Set exercise - Repeat each entry word for word. Leave any images out of the copy.

Material -
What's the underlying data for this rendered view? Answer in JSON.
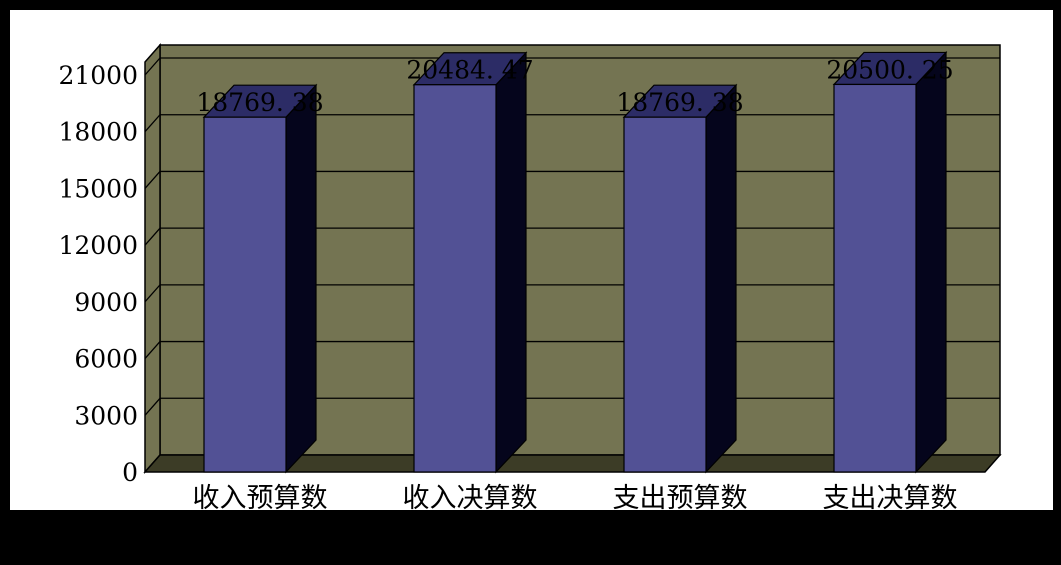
{
  "chart_data": {
    "type": "bar",
    "style": "3d-column",
    "categories": [
      "收入预算数",
      "收入决算数",
      "支出预算数",
      "支出决算数"
    ],
    "values": [
      18769.38,
      20484.47,
      18769.38,
      20500.25
    ],
    "value_labels": [
      "18769. 38",
      "20484. 47",
      "18769. 38",
      "20500. 25"
    ],
    "ylim": [
      0,
      21000
    ],
    "yticks": [
      0,
      3000,
      6000,
      9000,
      12000,
      15000,
      18000,
      21000
    ],
    "ytick_labels": [
      "0",
      "3000",
      "6000",
      "9000",
      "12000",
      "15000",
      "18000",
      "21000"
    ],
    "grid": true,
    "legend": "none",
    "title": "",
    "xlabel": "",
    "ylabel": ""
  },
  "colors": {
    "wall": "#747452",
    "floor": "#3c3c26",
    "bar_front": "#525195",
    "bar_side": "#05051c",
    "bar_top": "#2c2c66",
    "page_bg": "#ffffff",
    "frame": "#000000"
  }
}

Problem solution -
What's the underlying data for this rendered view? Answer in JSON.
{
  "chart_data": {
    "type": "bar",
    "style": "3d-column",
    "categories": [
      "收入预算数",
      "收入决算数",
      "支出预算数",
      "支出决算数"
    ],
    "values": [
      18769.38,
      20484.47,
      18769.38,
      20500.25
    ],
    "value_labels": [
      "18769. 38",
      "20484. 47",
      "18769. 38",
      "20500. 25"
    ],
    "ylim": [
      0,
      21000
    ],
    "yticks": [
      0,
      3000,
      6000,
      9000,
      12000,
      15000,
      18000,
      21000
    ],
    "ytick_labels": [
      "0",
      "3000",
      "6000",
      "9000",
      "12000",
      "15000",
      "18000",
      "21000"
    ],
    "grid": true,
    "legend": "none",
    "title": "",
    "xlabel": "",
    "ylabel": ""
  },
  "colors": {
    "wall": "#747452",
    "floor": "#3c3c26",
    "bar_front": "#525195",
    "bar_side": "#05051c",
    "bar_top": "#2c2c66",
    "page_bg": "#ffffff",
    "frame": "#000000"
  }
}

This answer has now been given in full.